Propositions (or statements) can be labelled as 'true' when they are considered to be an accurate representation of an idea that the brain/mind has labelled as 'true'. — A Seagull
I would tweak it as "an assertion is true if the entity toward which it is directed shows itself to be as asserted." As a result, we move beyond a correspondence between a proposition and what the mind has labeled as true to a correspondence between a proposition and how entities within the world show themselves to be. We have now shed the pesky and unnecessary "representation of an idea".
You seem to be making the assumption of 'naïve reality' whereby the world is pretty much or even exactly as we perceive it. For me this is a naïve assumption, albeit a popular one.
It makes more logical sense to only assume that we have a model of the world.
#1 How can one know what truth is, without knowing what truth is in the first place?
We understand, or learn how to use, "truth" in our language-games, including the "knowing" ones. Same as understand, or learn how to use, knowledge without "knowing" what knowledge is.
Similar question #2 Can we justify justification?
Can we even justify this question?
Noble DustFebruary 03, 2020 at 06:00#3782240 likes
#1 How can one know what truth is, without knowing what truth is in the first place?
Similar question #2 Can we justify justification?
I don't know what exactly truth is but the concept itself applies to propositions: if the propostions reflect states of reality then the propositions are true and if not the propositions are false. I'm probably stating the correspondence theory of truth which I feel has a very wide reach.
As for the notion of justification I think it stems of the simple fact that we can be deceived, either deliberately or otherwise. Imagine our ancestors (sorry but everyone seems to believe in evolution) whose primary concern, apart from scoodlypooping, was to tell predator and prey apart. Consider the scenario that a band of our hunter-gatherer forefathers chance upon an animal they've never encountered. How would they know predator or prey? A good place to start would be size, presence of fangs and claws. These other truths would settle the matter for them: Big, fangs and claws implies predator and if absent, prey.
As you can see any given proposition implies or is implied by some other propositions and so if ever we're in doubt, and that is almost always the case, we need the other truths or falsehoods which either imply or are implied by the proposition under consideration. In other words every proposition appears in a context of other truths and falsehoods and when we assess this background information we can determine truths. This is the nature of justification and it appears to me as quite a natural way of thinking.
#1 How can one know what truth is, without knowing what truth is in the first place?
One way in which it can work, is to (arbitrarily) declare particular basic sentences to be true. Next, all sentences that necessarily follow from these basic sentences are also true, in accordance with the rules of logic that you consider to apply. Therefore, a sentence is logically "true" when it has the same truth status as the basic sentences of the theory created by the basic sentences.

_Raw data_
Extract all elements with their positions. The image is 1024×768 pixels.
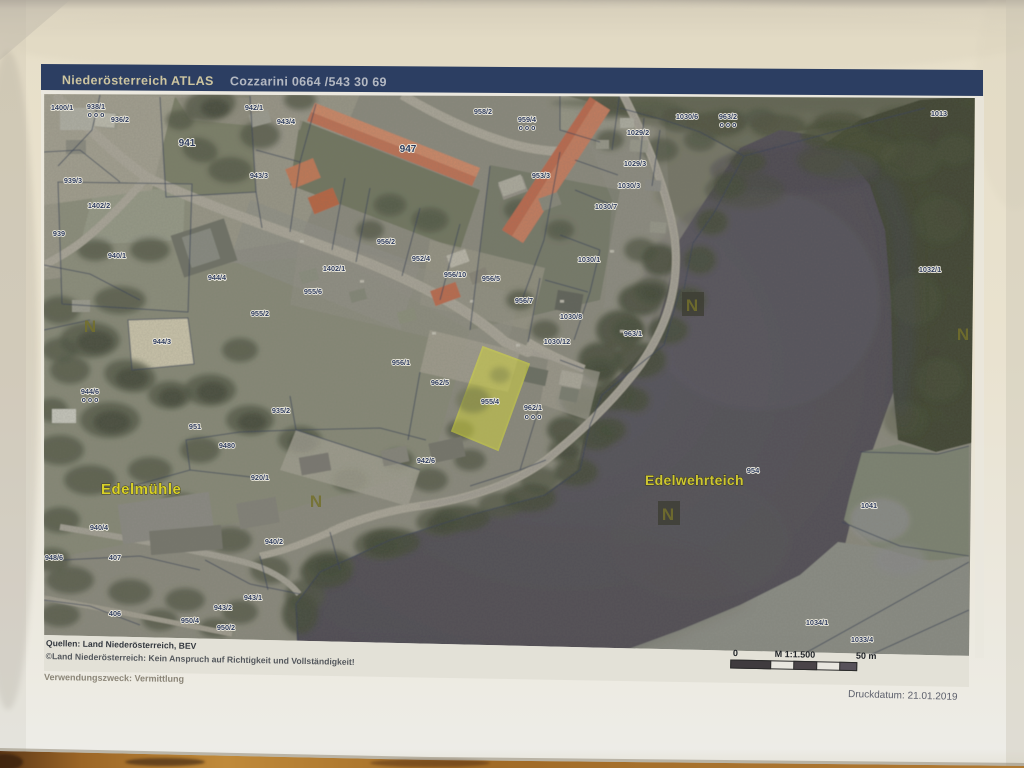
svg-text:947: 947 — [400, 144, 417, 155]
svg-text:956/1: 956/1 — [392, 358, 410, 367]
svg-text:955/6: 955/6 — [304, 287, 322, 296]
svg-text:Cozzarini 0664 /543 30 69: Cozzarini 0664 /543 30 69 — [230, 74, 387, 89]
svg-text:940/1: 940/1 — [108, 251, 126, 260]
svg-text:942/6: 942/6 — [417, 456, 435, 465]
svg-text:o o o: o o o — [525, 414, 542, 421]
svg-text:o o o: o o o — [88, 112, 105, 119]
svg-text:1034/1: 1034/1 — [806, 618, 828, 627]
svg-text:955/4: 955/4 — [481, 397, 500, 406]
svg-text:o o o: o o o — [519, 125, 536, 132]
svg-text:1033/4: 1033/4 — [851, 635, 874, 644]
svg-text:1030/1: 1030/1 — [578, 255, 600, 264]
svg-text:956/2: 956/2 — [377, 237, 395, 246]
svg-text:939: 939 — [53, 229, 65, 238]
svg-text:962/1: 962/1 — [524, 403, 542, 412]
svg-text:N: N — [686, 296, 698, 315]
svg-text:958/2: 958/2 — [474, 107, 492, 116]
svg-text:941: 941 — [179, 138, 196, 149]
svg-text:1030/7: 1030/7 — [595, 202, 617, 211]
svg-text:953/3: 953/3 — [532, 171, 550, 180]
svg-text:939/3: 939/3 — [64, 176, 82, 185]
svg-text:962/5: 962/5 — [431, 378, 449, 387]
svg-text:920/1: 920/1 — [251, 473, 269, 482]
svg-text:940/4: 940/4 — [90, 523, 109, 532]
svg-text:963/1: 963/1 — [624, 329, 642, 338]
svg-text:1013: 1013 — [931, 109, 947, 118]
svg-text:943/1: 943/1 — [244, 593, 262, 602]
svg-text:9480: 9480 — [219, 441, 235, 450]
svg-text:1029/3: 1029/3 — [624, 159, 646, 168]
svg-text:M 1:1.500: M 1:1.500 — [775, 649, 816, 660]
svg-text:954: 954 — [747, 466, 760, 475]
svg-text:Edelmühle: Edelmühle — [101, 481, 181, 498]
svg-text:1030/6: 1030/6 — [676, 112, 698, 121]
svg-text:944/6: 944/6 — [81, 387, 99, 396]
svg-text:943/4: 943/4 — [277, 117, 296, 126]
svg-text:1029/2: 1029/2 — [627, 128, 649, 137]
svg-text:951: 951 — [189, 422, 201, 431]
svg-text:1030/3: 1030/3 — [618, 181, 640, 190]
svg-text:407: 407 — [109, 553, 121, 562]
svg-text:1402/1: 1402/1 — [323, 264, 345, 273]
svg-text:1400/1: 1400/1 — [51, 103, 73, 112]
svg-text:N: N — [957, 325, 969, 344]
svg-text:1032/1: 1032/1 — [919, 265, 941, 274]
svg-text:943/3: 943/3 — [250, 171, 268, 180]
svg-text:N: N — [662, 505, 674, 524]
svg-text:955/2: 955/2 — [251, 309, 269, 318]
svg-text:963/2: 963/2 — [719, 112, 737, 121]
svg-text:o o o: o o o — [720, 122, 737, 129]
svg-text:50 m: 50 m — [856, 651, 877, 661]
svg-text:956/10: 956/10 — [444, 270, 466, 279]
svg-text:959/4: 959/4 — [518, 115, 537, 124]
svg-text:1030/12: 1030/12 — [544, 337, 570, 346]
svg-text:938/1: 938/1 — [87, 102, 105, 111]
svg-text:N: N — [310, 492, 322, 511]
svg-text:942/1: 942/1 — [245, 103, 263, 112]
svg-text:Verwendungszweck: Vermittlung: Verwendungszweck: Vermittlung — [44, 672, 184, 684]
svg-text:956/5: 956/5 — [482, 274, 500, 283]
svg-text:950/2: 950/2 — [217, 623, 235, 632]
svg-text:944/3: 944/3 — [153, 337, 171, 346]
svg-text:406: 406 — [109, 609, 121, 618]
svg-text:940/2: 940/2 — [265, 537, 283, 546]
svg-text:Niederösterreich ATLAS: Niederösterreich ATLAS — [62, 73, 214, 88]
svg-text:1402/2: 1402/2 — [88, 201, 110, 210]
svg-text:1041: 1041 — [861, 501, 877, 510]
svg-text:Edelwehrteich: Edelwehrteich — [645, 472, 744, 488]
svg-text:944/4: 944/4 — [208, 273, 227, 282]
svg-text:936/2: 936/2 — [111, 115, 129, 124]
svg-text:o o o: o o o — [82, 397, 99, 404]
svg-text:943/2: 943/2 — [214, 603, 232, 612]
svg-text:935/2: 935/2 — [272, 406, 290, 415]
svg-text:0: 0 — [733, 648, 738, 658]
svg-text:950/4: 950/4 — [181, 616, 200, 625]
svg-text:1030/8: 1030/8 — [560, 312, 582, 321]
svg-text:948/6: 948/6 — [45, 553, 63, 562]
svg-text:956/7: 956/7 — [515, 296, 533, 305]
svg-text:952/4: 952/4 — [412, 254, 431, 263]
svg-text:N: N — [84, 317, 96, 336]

_Short problem 1_
In the discussion about truth, which features would tell the hunter-gatherers that an unfamiliar animal is a predator?
_Short problem 2_
Pick up the discussion about truth after its final post and carry it forward.
The rows have nothing to do with the discussion about truth.

_Exercise result 1_
Big size, fangs, and claws.

_Exercise result 2_
So, yes, agreed. Logical truth is injected from outside the universe-world-model in which it applies.
You seem to be making the assumption of 'naïve reality' whereby the world is pretty much or even exactly as we perceive it. For me this is a naïve assumption, albeit a popular one.
It makes more logical sense to only assume that we have a model of the world.
A Seagull
15 hours ago
You are mistaken. If anything, I am a robust realist.
I am discussing the already existing process by which we attach "true/not true" to an assertion directed towards entities within the world or within a model of the world and at those times when such judgments are needed.
The only value in knowing the world or model of the world may be different than it appears at the time the judgment is needed lay in its usefulness for consoling yourself when you have made the wrong judgment.
It makes more logical sense to only assume that we have a model of the world.
Yes, let us create a model of the world, declare it to be the real, and treat the world as less real than the model of the world. That is not a winning argument.
Accepting that the world in which you find yourself may far more complex than it appears to be does not require you to presume it is a model. It just requires you to accept that the world in which you find yourself may be far more complex than it appears to be.
It makes more logical sense to only assume that we have a model of the world. — A Seagull
Yes, let us create a model of the world, declare it to be the real, and treat the world as less real than the model of the world. That is not a winning argument.
One does not need to declare that a model of the world is 'real', all one needs to do is to realise that the model is all one knows about the world.
If one wants a simple, self-consistent and comprehensive philosophy, then IMO it is not only the best but the only way to go. — A Seagull
'Better/, 'Fruitful' for what? What is it these systems are trying to achieve that you think this approach might make more likely?
What people want from philosophy ( or at least what I want from philosophy) is a simple, self-consistent, accurate and comprehensive system for describing what knowledge is and how it is achieved as this will allow for a more effective and efficient means of interacting with the world; a system that can link all facets of one's experience of the world from the inner to the outer without schisms or discontinuities and without arbitrary assumptions.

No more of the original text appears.